* Start RECORDED INFORMATION *
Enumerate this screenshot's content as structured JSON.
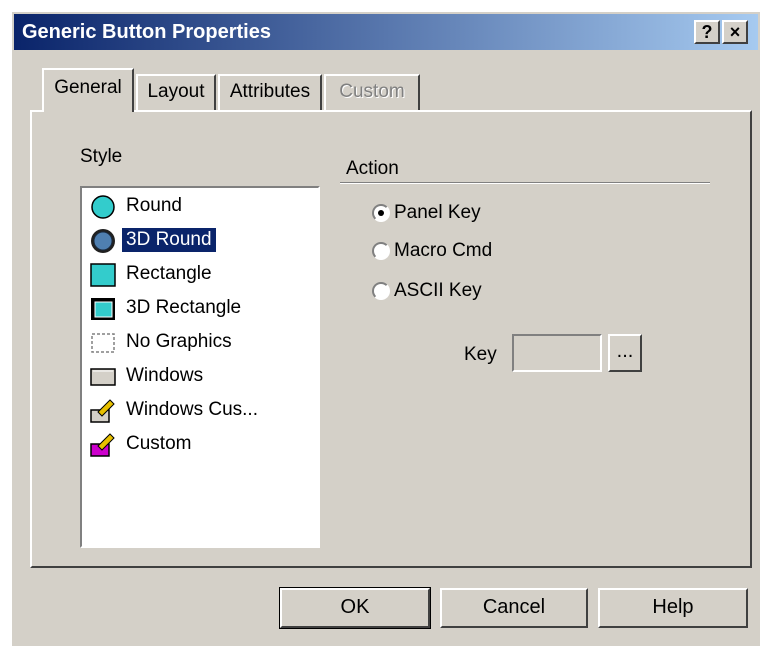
{
  "window": {
    "title": "Generic Button Properties",
    "help_button": "?",
    "close_button": "×"
  },
  "tabs": [
    {
      "label": "General",
      "state": "active"
    },
    {
      "label": "Layout",
      "state": "normal"
    },
    {
      "label": "Attributes",
      "state": "normal"
    },
    {
      "label": "Custom",
      "state": "disabled"
    }
  ],
  "style": {
    "label": "Style",
    "selected": "3D Round",
    "items": [
      {
        "label": "Round",
        "icon": "round-icon"
      },
      {
        "label": "3D Round",
        "icon": "3d-round-icon"
      },
      {
        "label": "Rectangle",
        "icon": "rectangle-icon"
      },
      {
        "label": "3D Rectangle",
        "icon": "3d-rectangle-icon"
      },
      {
        "label": "No Graphics",
        "icon": "no-graphics-icon"
      },
      {
        "label": "Windows",
        "icon": "windows-icon"
      },
      {
        "label": "Windows Cus...",
        "icon": "windows-custom-icon"
      },
      {
        "label": "Custom",
        "icon": "custom-icon"
      }
    ]
  },
  "action": {
    "label": "Action",
    "selected": "Panel Key",
    "options": [
      {
        "label": "Panel Key",
        "checked": true
      },
      {
        "label": "Macro Cmd",
        "checked": false
      },
      {
        "label": "ASCII Key",
        "checked": false
      }
    ]
  },
  "key": {
    "label": "Key",
    "value": "",
    "browse_label": "..."
  },
  "buttons": {
    "ok": "OK",
    "cancel": "Cancel",
    "help": "Help"
  },
  "colors": {
    "dialog_bg": "#d4d0c8",
    "title_start": "#0a246a",
    "title_end": "#a6caf0",
    "selection": "#0a246a",
    "icon_cyan": "#33cccc",
    "icon_magenta": "#cc00cc"
  }
}
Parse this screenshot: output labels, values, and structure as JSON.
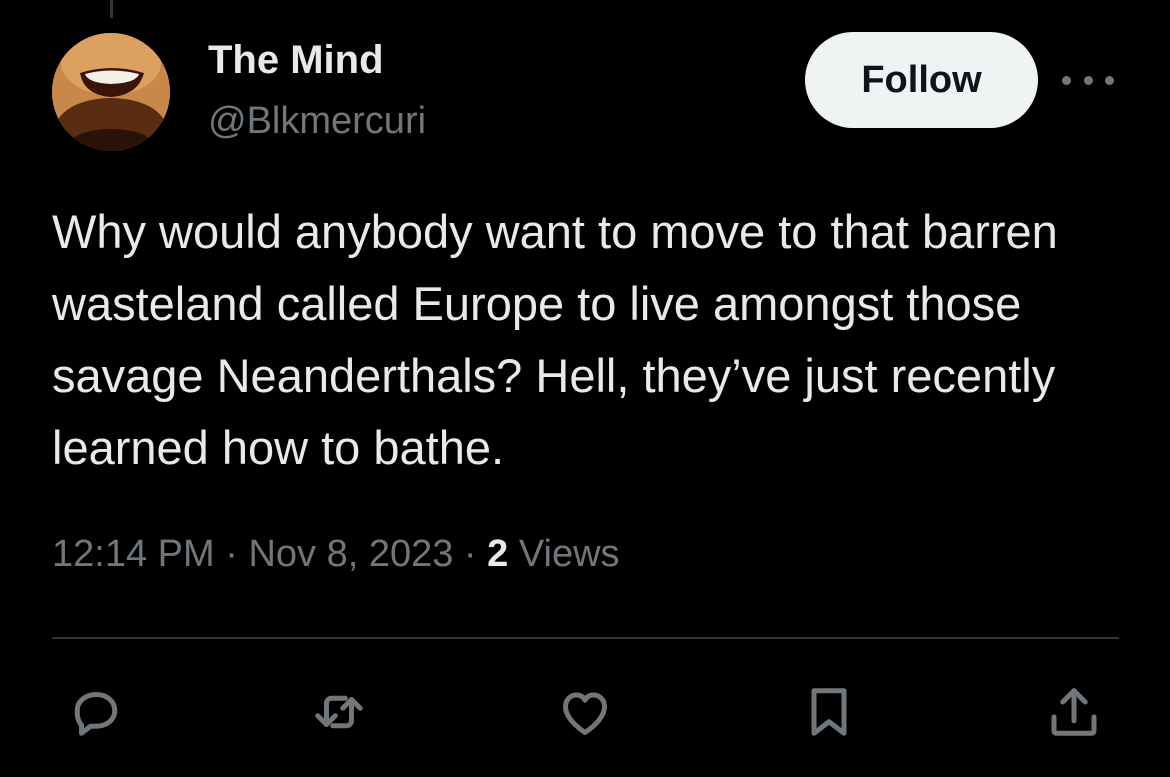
{
  "tweet": {
    "author": {
      "name": "The Mind",
      "handle": "@Blkmercuri"
    },
    "follow_label": "Follow",
    "text": "Why would anybody want to move to that barren wasteland called Europe to live amongst those savage Neanderthals? Hell, they’ve just recently learned how to bathe.",
    "time": "12:14 PM",
    "separator": " · ",
    "date": "Nov 8, 2023",
    "views_count": "2",
    "views_label": " Views"
  },
  "actions": [
    {
      "icon": "reply-icon"
    },
    {
      "icon": "retweet-icon"
    },
    {
      "icon": "like-icon"
    },
    {
      "icon": "bookmark-icon"
    },
    {
      "icon": "share-icon"
    }
  ],
  "colors": {
    "background": "#000000",
    "primary_text": "#e7e9ea",
    "secondary_text": "#71767b",
    "follow_button_bg": "#eff3f4",
    "divider": "#2f3336"
  }
}
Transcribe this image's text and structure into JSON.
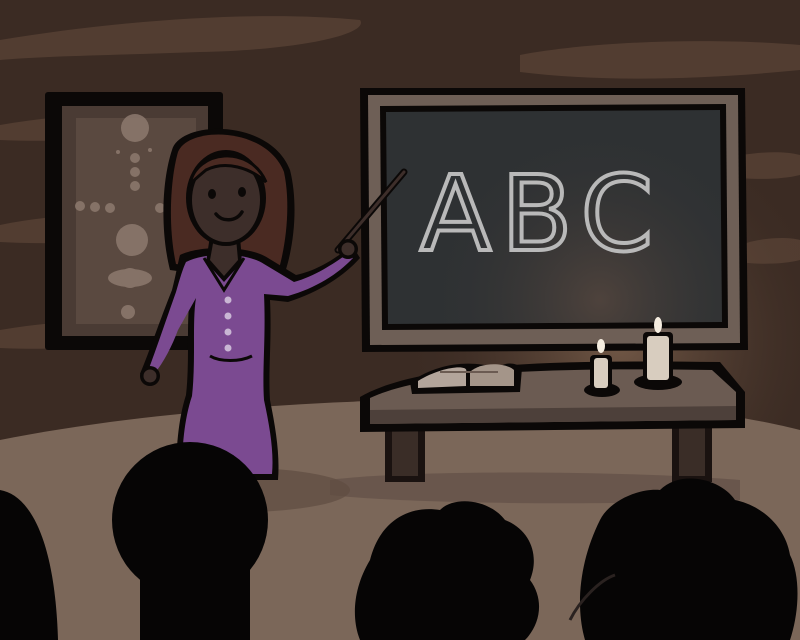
{
  "scene": {
    "chalkboard": {
      "text": "ABC"
    },
    "colors": {
      "wall_dark": "#3a2a22",
      "wall_light": "#5a4438",
      "floor": "#7a6658",
      "chalkboard": "#2e3133",
      "frame": "#6d5e55",
      "dress": "#7b4a91",
      "hair": "#4a2a22",
      "skin": "#3d2e2a",
      "candle_flame": "#f5ede0",
      "silhouette": "#050404"
    },
    "icons": [
      "planet-poster-icon",
      "teacher-icon",
      "pointer-stick-icon",
      "open-book-icon",
      "candle-icon",
      "audience-silhouette-icon"
    ]
  }
}
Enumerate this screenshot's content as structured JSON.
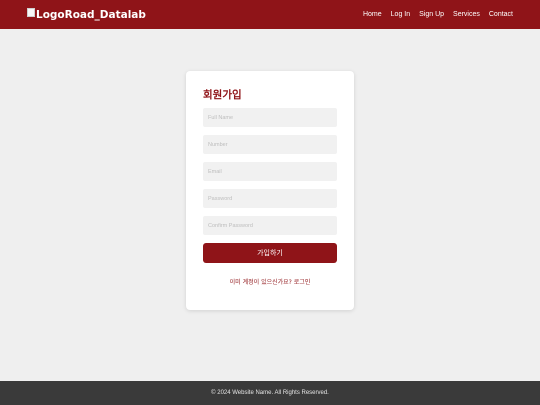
{
  "header": {
    "logo_text": "LogoRoad_Datalab",
    "nav": [
      {
        "label": "Home"
      },
      {
        "label": "Log In"
      },
      {
        "label": "Sign Up"
      },
      {
        "label": "Services"
      },
      {
        "label": "Contact"
      }
    ]
  },
  "signup": {
    "title": "회원가입",
    "fields": {
      "full_name": {
        "placeholder": "Full Name",
        "value": ""
      },
      "number": {
        "placeholder": "Number",
        "value": ""
      },
      "email": {
        "placeholder": "Email",
        "value": ""
      },
      "password": {
        "placeholder": "Password",
        "value": ""
      },
      "confirm_password": {
        "placeholder": "Confirm Password",
        "value": ""
      }
    },
    "submit_label": "가입하기",
    "login_link": "이미 계정이 있으신가요? 로그인"
  },
  "footer": {
    "text": "© 2024 Website Name. All Rights Reserved."
  },
  "colors": {
    "brand": "#8f1418",
    "page_background": "#efefef",
    "footer_background": "#3a3a3a"
  }
}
* End RECORDED INFORMATION *
REQUIRED TASK: All lines holding the word "silhouette" should be picked out and copied.

TASK RESPONSE:
      "silhouette": "#050404"
      "audience-silhouette-icon"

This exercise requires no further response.